Stored items from a collection:
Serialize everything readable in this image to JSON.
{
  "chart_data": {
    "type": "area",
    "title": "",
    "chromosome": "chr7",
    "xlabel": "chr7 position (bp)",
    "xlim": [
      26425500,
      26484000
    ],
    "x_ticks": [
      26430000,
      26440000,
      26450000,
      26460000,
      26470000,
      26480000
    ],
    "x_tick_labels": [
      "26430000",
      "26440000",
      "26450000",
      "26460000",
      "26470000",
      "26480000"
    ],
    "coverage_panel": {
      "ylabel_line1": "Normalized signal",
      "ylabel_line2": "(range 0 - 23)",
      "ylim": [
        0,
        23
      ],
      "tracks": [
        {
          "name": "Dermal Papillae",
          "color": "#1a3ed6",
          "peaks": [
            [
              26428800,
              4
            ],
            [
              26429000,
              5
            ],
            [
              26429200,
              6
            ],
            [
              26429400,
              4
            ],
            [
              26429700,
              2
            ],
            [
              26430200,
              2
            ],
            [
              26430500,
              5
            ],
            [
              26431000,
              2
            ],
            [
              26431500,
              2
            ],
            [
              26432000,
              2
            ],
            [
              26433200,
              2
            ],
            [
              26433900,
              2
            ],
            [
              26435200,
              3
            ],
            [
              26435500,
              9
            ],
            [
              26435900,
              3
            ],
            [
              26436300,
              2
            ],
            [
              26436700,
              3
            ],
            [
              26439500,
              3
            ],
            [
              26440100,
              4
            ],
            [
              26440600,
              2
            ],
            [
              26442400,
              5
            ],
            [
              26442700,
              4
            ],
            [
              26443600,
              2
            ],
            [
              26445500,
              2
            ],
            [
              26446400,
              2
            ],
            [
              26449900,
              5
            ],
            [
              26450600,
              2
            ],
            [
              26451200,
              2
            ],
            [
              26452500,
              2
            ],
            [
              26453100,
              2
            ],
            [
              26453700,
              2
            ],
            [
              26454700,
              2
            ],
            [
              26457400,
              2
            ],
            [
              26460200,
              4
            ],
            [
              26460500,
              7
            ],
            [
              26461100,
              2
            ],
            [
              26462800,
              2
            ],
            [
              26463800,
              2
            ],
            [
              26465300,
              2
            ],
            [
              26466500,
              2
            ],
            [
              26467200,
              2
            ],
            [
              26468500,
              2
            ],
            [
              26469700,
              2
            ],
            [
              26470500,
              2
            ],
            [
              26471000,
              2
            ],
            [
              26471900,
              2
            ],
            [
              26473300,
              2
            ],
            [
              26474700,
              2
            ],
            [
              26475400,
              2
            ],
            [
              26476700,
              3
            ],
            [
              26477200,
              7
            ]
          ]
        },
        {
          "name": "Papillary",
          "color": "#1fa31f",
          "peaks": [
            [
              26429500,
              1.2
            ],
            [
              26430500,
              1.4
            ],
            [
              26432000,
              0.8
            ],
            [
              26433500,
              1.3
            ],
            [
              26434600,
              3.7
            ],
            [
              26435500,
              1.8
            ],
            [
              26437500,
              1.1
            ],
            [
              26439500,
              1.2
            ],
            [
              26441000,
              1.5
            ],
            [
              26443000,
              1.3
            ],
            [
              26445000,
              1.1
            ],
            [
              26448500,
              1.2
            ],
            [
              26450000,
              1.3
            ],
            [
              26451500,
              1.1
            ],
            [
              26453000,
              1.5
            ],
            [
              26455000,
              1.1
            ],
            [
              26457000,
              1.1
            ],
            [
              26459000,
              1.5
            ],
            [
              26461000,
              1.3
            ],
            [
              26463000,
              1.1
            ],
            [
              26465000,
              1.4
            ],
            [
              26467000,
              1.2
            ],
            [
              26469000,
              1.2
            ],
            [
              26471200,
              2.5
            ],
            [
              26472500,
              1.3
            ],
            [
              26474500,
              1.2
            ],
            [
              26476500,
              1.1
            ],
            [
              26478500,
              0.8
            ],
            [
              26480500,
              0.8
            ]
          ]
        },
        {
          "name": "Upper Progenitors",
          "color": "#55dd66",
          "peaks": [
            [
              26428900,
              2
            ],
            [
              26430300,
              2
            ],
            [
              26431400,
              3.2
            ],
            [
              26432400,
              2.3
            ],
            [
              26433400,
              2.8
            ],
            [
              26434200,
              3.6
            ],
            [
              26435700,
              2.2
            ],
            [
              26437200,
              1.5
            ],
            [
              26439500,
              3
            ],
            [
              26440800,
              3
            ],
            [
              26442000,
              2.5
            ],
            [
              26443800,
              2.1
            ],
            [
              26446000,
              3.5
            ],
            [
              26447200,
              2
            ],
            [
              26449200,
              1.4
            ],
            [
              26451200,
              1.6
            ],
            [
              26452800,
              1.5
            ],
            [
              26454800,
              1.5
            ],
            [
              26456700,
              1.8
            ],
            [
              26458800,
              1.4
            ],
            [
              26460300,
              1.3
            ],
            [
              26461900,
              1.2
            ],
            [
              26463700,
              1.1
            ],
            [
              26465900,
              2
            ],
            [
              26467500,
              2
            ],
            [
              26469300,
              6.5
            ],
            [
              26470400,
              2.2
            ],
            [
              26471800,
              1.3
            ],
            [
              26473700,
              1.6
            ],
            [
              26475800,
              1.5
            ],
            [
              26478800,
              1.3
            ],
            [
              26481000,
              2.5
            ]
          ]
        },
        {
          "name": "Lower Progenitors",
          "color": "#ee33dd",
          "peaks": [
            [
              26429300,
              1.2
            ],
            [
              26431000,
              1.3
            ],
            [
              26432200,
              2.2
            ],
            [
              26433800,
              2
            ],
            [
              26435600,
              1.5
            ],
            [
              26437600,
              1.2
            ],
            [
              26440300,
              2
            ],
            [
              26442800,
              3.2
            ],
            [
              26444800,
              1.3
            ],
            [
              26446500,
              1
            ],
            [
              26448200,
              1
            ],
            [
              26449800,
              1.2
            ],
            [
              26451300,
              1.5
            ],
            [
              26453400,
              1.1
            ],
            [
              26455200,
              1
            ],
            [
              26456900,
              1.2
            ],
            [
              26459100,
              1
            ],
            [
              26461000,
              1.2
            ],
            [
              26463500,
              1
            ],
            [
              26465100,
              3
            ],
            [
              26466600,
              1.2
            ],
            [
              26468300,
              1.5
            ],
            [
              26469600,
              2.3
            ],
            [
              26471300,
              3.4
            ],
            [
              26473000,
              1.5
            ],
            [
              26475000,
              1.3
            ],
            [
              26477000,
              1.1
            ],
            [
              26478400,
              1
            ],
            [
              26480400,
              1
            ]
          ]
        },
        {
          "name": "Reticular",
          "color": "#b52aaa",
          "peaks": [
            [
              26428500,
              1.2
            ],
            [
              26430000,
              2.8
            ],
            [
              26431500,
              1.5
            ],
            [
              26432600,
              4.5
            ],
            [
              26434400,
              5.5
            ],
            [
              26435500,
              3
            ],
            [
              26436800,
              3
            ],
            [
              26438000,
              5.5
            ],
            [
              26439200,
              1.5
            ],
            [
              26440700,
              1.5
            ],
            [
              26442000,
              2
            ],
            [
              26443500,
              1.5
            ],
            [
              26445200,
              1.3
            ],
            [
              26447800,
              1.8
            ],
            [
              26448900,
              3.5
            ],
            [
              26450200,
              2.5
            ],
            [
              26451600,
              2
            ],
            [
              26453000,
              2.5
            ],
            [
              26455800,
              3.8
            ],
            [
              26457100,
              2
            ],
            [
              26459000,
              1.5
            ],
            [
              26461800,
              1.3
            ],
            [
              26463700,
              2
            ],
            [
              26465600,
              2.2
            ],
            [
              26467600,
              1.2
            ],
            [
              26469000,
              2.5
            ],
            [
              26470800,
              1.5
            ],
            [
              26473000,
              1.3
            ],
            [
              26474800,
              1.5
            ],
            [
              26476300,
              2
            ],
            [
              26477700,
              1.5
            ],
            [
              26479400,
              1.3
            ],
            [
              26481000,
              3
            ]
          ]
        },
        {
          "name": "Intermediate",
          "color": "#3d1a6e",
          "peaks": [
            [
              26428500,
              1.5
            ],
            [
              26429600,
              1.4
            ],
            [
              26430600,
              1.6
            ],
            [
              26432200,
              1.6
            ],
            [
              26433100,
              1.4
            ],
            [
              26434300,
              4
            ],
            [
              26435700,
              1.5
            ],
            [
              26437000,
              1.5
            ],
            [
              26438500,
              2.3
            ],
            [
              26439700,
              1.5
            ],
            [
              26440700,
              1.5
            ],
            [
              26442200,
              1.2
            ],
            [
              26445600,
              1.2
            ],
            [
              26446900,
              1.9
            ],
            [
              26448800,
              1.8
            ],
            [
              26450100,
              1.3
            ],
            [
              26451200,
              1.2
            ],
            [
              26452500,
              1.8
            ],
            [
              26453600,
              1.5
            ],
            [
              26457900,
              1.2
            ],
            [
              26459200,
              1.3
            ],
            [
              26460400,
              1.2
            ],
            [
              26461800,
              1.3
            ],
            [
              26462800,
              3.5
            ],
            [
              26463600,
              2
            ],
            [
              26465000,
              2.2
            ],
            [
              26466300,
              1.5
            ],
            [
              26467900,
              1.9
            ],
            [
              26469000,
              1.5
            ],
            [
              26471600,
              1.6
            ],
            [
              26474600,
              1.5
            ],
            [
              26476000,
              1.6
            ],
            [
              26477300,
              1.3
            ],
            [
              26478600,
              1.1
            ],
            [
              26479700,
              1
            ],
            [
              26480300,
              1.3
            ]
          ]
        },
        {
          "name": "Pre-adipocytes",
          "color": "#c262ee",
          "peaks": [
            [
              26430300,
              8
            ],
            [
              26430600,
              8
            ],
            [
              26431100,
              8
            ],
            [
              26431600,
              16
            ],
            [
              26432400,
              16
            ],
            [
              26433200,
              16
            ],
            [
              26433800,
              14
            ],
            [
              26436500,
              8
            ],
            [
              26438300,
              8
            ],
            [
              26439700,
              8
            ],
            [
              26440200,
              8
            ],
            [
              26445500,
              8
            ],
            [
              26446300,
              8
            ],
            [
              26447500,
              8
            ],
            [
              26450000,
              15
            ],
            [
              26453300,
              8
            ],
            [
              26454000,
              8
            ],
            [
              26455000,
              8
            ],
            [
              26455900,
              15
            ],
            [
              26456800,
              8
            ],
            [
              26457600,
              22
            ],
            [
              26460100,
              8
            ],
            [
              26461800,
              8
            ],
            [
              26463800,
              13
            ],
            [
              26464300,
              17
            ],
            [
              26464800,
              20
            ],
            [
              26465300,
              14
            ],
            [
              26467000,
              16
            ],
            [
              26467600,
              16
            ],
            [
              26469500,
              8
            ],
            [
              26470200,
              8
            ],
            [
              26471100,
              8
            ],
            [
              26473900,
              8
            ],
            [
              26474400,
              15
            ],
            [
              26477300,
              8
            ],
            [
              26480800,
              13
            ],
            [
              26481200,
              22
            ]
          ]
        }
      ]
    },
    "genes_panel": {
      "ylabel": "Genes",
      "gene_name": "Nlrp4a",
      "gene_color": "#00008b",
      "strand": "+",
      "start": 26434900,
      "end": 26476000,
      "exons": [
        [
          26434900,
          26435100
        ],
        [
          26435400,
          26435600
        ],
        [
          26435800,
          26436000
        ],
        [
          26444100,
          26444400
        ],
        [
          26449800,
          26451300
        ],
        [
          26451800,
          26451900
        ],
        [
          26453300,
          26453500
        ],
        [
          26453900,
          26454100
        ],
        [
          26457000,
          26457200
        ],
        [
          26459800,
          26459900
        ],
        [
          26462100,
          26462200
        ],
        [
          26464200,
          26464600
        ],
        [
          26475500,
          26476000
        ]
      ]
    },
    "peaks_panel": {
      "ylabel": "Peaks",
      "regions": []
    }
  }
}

**WHAT IS REQUIRED**
A single number is expected: how many lines in the entries contain "Progenitors".

**SOLUTION**
2